REQUIRED TASK
Reproduce the entries exactly.

Saved entries

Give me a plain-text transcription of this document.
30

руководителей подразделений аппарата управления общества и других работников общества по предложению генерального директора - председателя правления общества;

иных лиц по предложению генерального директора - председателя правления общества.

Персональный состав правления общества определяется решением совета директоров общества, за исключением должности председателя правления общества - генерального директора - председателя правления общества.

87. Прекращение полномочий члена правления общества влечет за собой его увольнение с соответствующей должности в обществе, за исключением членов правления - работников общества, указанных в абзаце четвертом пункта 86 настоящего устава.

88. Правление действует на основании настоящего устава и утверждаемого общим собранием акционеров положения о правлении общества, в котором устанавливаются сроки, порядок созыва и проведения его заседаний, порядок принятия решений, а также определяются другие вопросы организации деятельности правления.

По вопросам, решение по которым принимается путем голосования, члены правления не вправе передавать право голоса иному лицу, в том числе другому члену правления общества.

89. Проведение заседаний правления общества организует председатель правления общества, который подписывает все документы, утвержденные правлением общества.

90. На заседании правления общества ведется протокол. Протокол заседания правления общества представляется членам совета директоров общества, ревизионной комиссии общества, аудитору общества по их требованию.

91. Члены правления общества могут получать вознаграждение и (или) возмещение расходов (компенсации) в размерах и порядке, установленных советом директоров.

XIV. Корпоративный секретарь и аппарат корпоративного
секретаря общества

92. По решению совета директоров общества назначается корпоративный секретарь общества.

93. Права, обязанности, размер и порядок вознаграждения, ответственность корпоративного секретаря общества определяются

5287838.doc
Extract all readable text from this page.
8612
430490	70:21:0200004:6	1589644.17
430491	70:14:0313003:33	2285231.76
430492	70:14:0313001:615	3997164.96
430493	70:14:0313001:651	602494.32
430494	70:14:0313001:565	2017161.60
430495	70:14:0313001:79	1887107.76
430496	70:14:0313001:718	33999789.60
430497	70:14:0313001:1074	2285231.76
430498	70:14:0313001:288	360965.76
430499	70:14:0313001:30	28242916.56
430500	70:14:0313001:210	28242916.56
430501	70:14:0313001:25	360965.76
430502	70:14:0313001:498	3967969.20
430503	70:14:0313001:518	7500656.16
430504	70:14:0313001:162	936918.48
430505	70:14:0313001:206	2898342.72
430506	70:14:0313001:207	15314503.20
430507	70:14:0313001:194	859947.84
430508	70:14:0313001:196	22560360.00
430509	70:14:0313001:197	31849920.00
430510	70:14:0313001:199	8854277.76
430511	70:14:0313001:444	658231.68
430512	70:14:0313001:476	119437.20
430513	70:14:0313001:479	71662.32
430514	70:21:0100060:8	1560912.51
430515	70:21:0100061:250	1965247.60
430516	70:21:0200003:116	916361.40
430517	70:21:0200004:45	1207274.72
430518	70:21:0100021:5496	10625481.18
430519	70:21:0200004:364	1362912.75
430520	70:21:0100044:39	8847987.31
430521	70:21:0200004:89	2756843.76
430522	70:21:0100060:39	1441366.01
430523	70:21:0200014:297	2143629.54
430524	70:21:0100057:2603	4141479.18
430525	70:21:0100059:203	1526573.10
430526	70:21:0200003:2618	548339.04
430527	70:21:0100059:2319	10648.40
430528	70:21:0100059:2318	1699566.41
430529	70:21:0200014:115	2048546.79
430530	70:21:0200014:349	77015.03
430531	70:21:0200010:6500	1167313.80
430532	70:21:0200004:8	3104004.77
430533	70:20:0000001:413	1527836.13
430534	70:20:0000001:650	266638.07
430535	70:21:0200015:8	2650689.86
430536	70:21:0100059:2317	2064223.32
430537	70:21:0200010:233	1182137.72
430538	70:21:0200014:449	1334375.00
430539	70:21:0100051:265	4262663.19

FINISHED EXERCISE
Give me a plain-text transcription of this document.
30

руководителей подразделений аппарата управления общества и других работников общества по предложению генерального директора - председателя правления общества;

иных лиц по предложению генерального директора - председателя правления общества.

Персональный состав правления общества определяется решением совета директоров общества, за исключением должности председателя правления общества - генерального директора - председателя правления общества.

87. Прекращение полномочий члена правления общества влечет за собой его увольнение с соответствующей должности в обществе, за исключением членов правления - работников общества, указанных в абзаце четвертом пункта 86 настоящего устава.

88. Правление действует на основании настоящего устава и утверждаемого общим собранием акционеров положения о правлении общества, в котором устанавливаются сроки, порядок созыва и проведения его заседаний, порядок принятия решений, а также определяются другие вопросы организации деятельности правления.

По вопросам, решение по которым принимается путем голосования, члены правления не вправе передавать право голоса иному лицу, в том числе другому члену правления общества.

89. Проведение заседаний правления общества организует председатель правления общества, который подписывает все документы, утвержденные правлением общества.

90. На заседании правления общества ведется протокол. Протокол заседания правления общества представляется членам совета директоров общества, ревизионной комиссии общества, аудитору общества по их требованию.

91. Члены правления общества могут получать вознаграждение и (или) возмещение расходов (компенсации) в размерах и порядке, установленных советом директоров.

XIV. Корпоративный секретарь и аппарат корпоративного
секретаря общества

92. По решению совета директоров общества назначается корпоративный секретарь общества.

93. Права, обязанности, размер и порядок вознаграждения, ответственность корпоративного секретаря общества определяются

5287838.doc
Extract all readable text from this page.
8612
430490	70:21:0200004:6	1589644.17
430491	70:14:0313003:33	2285231.76
430492	70:14:0313001:615	3997164.96
430493	70:14:0313001:651	602494.32
430494	70:14:0313001:565	2017161.60
430495	70:14:0313001:79	1887107.76
430496	70:14:0313001:718	33999789.60
430497	70:14:0313001:1074	2285231.76
430498	70:14:0313001:288	360965.76
430499	70:14:0313001:30	28242916.56
430500	70:14:0313001:210	28242916.56
430501	70:14:0313001:25	360965.76
430502	70:14:0313001:498	3967969.20
430503	70:14:0313001:518	7500656.16
430504	70:14:0313001:162	936918.48
430505	70:14:0313001:206	2898342.72
430506	70:14:0313001:207	15314503.20
430507	70:14:0313001:194	859947.84
430508	70:14:0313001:196	22560360.00
430509	70:14:0313001:197	31849920.00
430510	70:14:0313001:199	8854277.76
430511	70:14:0313001:444	658231.68
430512	70:14:0313001:476	119437.20
430513	70:14:0313001:479	71662.32
430514	70:21:0100060:8	1560912.51
430515	70:21:0100061:250	1965247.60
430516	70:21:0200003:116	916361.40
430517	70:21:0200004:45	1207274.72
430518	70:21:0100021:5496	10625481.18
430519	70:21:0200004:364	1362912.75
430520	70:21:0100044:39	8847987.31
430521	70:21:0200004:89	2756843.76
430522	70:21:0100060:39	1441366.01
430523	70:21:0200014:297	2143629.54
430524	70:21:0100057:2603	4141479.18
430525	70:21:0100059:203	1526573.10
430526	70:21:0200003:2618	548339.04
430527	70:21:0100059:2319	10648.40
430528	70:21:0100059:2318	1699566.41
430529	70:21:0200014:115	2048546.79
430530	70:21:0200014:349	77015.03
430531	70:21:0200010:6500	1167313.80
430532	70:21:0200004:8	3104004.77
430533	70:20:0000001:413	1527836.13
430534	70:20:0000001:650	266638.07
430535	70:21:0200015:8	2650689.86
430536	70:21:0100059:2317	2064223.32
430537	70:21:0200010:233	1182137.72
430538	70:21:0200014:449	1334375.00
430539	70:21:0100051:265	4262663.19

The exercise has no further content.